• _REQUIRED ACTION_
Select every line containing the word "vissa" from the material, and copy those lines.

--- DATA FOR ANALYSIS Enclosed Below ---

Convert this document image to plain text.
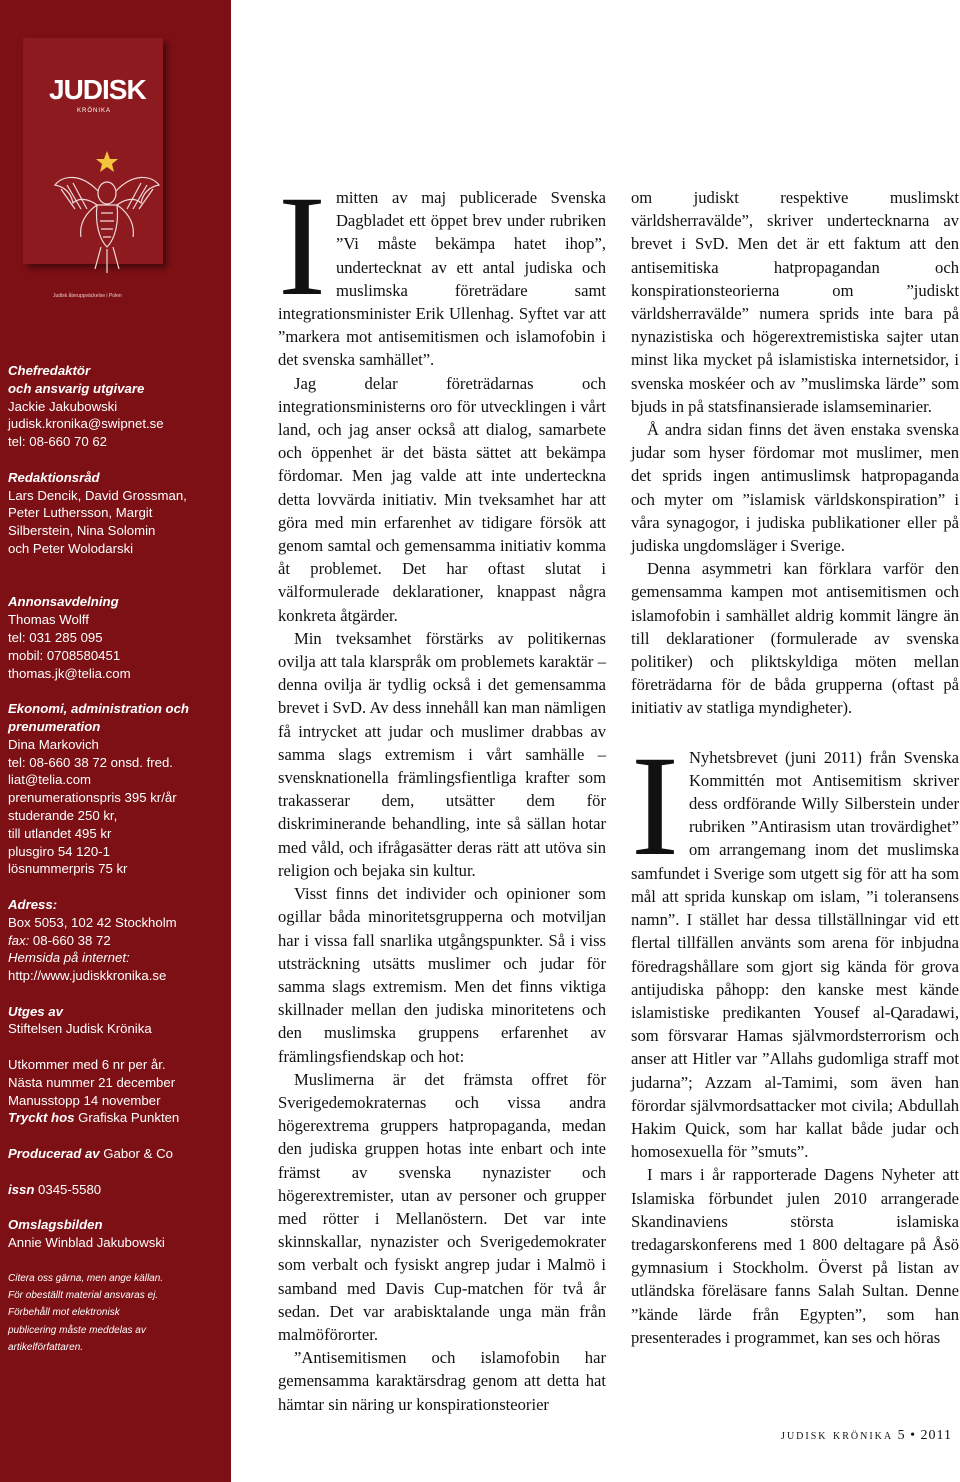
JUDISK
KRÖNIKA
Judisk återuppväckelse i Polen

Chefredaktör

och ansvarig utgivare

Jackie Jakubowski

judisk.kronika@swipnet.se

tel: 08-660 70 62

Redaktionsråd

Lars Dencik, David Grossman,

Peter Luthersson, Margit

Silberstein, Nina Solomin

och Peter Wolodarski

Annonsavdelning

Thomas Wolff

tel: 031 285 095

mobil: 0708580451

thomas.jk@telia.com

Ekonomi, administration och

prenumeration

Dina Markovich

tel: 08-660 38 72 onsd. fred.

liat@telia.com

prenumerationspris 395 kr/år

studerande 250 kr,

till utlandet 495 kr

plusgiro 54 120-1

lösnummerpris 75 kr

Adress:

Box 5053, 102 42 Stockholm

fax: 08-660 38 72

Hemsida på internet:

http://www.judiskkronika.se

Utges av

Stiftelsen Judisk Krönika

Utkommer med 6 nr per år.

Nästa nummer 21 december

Manusstopp 14 november

Tryckt hos Grafiska Punkten

Producerad av Gabor & Co

issn 0345-5580

Omslagsbilden

Annie Winblad Jakubowski

Citera oss gärna, men ange källan.

För obeställt material ansvaras ej.

Förbehåll mot elektronisk

publicering måste meddelas av

artikelförfattaren.

I mitten av maj publicerade Svenska Dagbladet ett öppet brev under rubriken ”Vi måste bekämpa hatet ihop”, undertecknat av ett antal judiska och muslimska företrädare samt integrationsminister Erik Ullenhag. Syftet var att ”markera mot antisemitismen och islamofobin i det svenska samhället”.

Jag delar företrädarnas och integrationsministerns oro för utvecklingen i vårt land, och jag anser också att dialog, samarbete och öppenhet är det bästa sättet att bekämpa fördomar. Men jag valde att inte underteckna detta lovvärda initiativ. Min tveksamhet har att göra med min erfarenhet av tidigare försök att genom samtal och gemensamma initiativ komma åt problemet. Det har oftast slutat i välformulerade deklarationer, knappast några konkreta åtgärder.

Min tveksamhet förstärks av politikernas ovilja att tala klarspråk om problemets karaktär – denna ovilja är tydlig också i det gemensamma brevet i SvD. Av dess innehåll kan man nämligen få intrycket att judar och muslimer drabbas av samma slags extremism i vårt samhälle – svensknationella främlingsfientliga krafter som trakasserar dem, utsätter dem för diskriminerande behandling, inte så sällan hotar med våld, och ifrågasätter deras rätt att utöva sin religion och bejaka sin kultur.

Visst finns det individer och opinioner som ogillar båda minoritetsgrupperna och motviljan har i vissa fall snarlika utgångspunkter. Så i viss utsträckning utsätts muslimer och judar för samma slags extremism. Men det finns viktiga skillnader mellan den judiska minoritetens och den muslimska gruppens erfarenhet av främlingsfiendskap och hot:

Muslimerna är det främsta offret för Sverigedemokraternas och vissa andra högerextrema gruppers hatpropaganda, medan den judiska gruppen hotas inte enbart och inte främst av svenska nynazister och högerextremister, utan av personer och grupper med rötter i Mellanöstern. Det var inte skinnskallar, nynazister och Sverigedemokrater som verbalt och fysiskt angrep judar i Malmö i samband med Davis Cup-matchen för två år sedan. Det var arabisktalande unga män från malmöförorter.

”Antisemitismen och islamofobin har gemensamma karaktärsdrag genom att detta hat hämtar sin näring ur konspirationsteorier

om judiskt respektive muslimskt världsherravälde”, skriver undertecknarna av brevet i SvD. Men det är ett faktum att den antisemitiska hatpropagandan och konspirationsteorierna om ”judiskt världsherravälde” numera sprids inte bara på nynazistiska och högerextremistiska sajter utan minst lika mycket på islamistiska internetsidor, i svenska moskéer och av ”muslimska lärde” som bjuds in på statsfinansierade islamseminarier.

Å andra sidan finns det även enstaka svenska judar som hyser fördomar mot muslimer, men det sprids ingen antimuslimsk hatpropaganda och myter om ”islamisk världskonspiration” i våra synagogor, i judiska publikationer eller på judiska ungdomsläger i Sverige.

Denna asymmetri kan förklara varför den gemensamma kampen mot antisemitismen och islamofobin i samhället aldrig kommit längre än till deklarationer (formulerade av svenska politiker) och pliktskyldiga möten mellan företrädarna för de båda grupperna (oftast på initiativ av statliga myndigheter).

I Nyhetsbrevet (juni 2011) från Svenska Kommittén mot Antisemitism skriver dess ordförande Willy Silberstein under rubriken ”Antirasism utan trovärdighet” om arrangemang inom det muslimska samfundet i Sverige som utgett sig för att ha som mål att sprida kunskap om islam, ”i toleransens namn”. I stället har dessa tillställningar vid ett flertal tillfällen använts som arena för inbjudna föredragshållare som gjort sig kända för grova antijudiska påhopp: den kanske mest kände islamistiske predikanten Yousef al-Qaradawi, som försvarar Hamas självmordsterrorism och anser att Hitler var ”Allahs gudomliga straff mot judarna”; Azzam al-Tamimi, som även han förordar självmordsattacker mot civila; Abdullah Hakim Quick, som har kallat både judar och homosexuella för ”smuts”.

I mars i år rapporterade Dagens Nyheter att Islamiska förbundet julen 2010 arrangerade Skandinaviens största islamiska tredagarskonferens med 1 800 deltagare på Åsö gymnasium i Stockholm. Överst på listan av utländska föreläsare fanns Salah Sultan. Denne ”kände lärde från Egypten”, som han presenterades i programmet, kan ses och höras

judisk krönika 5 • 2011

--- End of Enclosed DATA FOR ANALYSIS ---

• _RESULT FOR THIS TASK_
Visst finns det individer och opinioner som ogillar båda minoritetsgrupperna och motviljan har i vissa fall snarlika utgångspunkter. Så i viss utsträckning utsätts muslimer och judar för samma slags extremism. Men det finns viktiga skillnader mellan den judiska minoritetens och den muslimska gruppens erfarenhet av främlingsfiendskap och hot:
Muslimerna är det främsta offret för Sverigedemokraternas och vissa andra högerextrema gruppers hatpropaganda, medan den judiska gruppen hotas inte enbart och inte främst av svenska nynazister och högerextremister, utan av personer och grupper med rötter i Mellanöstern. Det var inte skinnskallar, nynazister och Sverigedemokrater som verbalt och fysiskt angrep judar i Malmö i samband med Davis Cup-matchen för två år sedan. Det var arabisktalande unga män från malmöförorter.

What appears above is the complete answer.